Goal - Extract the complete listing and repeat it word for word.
--
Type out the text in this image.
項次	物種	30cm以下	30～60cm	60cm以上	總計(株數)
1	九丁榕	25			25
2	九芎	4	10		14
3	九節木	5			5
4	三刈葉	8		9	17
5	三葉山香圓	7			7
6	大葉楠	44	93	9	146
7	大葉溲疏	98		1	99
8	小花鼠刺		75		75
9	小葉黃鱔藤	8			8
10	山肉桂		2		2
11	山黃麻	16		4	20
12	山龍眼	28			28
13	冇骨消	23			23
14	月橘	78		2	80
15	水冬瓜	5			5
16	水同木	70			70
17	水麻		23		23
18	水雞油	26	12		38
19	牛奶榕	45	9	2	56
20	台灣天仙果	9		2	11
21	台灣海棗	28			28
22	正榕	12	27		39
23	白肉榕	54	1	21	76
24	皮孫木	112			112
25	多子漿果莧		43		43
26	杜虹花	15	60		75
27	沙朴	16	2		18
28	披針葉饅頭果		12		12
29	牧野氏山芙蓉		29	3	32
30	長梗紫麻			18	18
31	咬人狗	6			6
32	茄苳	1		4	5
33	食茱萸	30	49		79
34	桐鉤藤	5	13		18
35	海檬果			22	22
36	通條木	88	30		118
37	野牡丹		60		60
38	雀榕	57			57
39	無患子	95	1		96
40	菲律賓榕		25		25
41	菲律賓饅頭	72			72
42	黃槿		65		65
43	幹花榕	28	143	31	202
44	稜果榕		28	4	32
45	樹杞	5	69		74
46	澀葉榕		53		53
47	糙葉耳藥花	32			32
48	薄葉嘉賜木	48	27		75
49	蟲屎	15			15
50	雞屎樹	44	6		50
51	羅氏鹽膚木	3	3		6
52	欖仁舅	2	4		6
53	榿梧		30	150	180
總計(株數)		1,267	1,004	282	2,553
--
Task answer -
Type out the text in this image.
項次	物種	30cm以下	30～60cm	60cm以上	總計(株數)
1	九丁榕	25			25
2	九芎	4	10		14
3	九節木	5			5
4	三刈葉	8		9	17
5	三葉山香圓	7			7
6	大葉楠	44	93	9	146
7	大葉溲疏	98		1	99
8	小花鼠刺		75		75
9	小葉黃鱔藤	8			8
10	山肉桂		2		2
11	山黃麻	16		4	20
12	山龍眼	28			28
13	冇骨消	23			23
14	月橘	78		2	80
15	水冬瓜	5			5
16	水同木	70			70
17	水麻		23		23
18	水雞油	26	12		38
19	牛奶榕	45	9	2	56
20	台灣天仙果	9		2	11
21	台灣海棗	28			28
22	正榕	12	27		39
23	白肉榕	54	1	21	76
24	皮孫木	112			112
25	多子漿果莧		43		43
26	杜虹花	15	60		75
27	沙朴	16	2		18
28	披針葉饅頭果		12		12
29	牧野氏山芙蓉		29	3	32
30	長梗紫麻			18	18
31	咬人狗	6			6
32	茄苳	1		4	5
33	食茱萸	30	49		79
34	桐鉤藤	5	13		18
35	海檬果			22	22
36	通條木	88	30		118
37	野牡丹		60		60
38	雀榕	57			57
39	無患子	95	1		96
40	菲律賓榕		25		25
41	菲律賓饅頭	72			72
42	黃槿		65		65
43	幹花榕	28	143	31	202
44	稜果榕		28	4	32
45	樹杞	5	69		74
46	澀葉榕		53		53
47	糙葉耳藥花	32			32
48	薄葉嘉賜木	48	27		75
49	蟲屎	15			15
50	雞屎樹	44	6		50
51	羅氏鹽膚木	3	3		6
52	欖仁舅	2	4		6
53	榿梧		30	150	180
總計(株數)		1,267	1,004	282	2,553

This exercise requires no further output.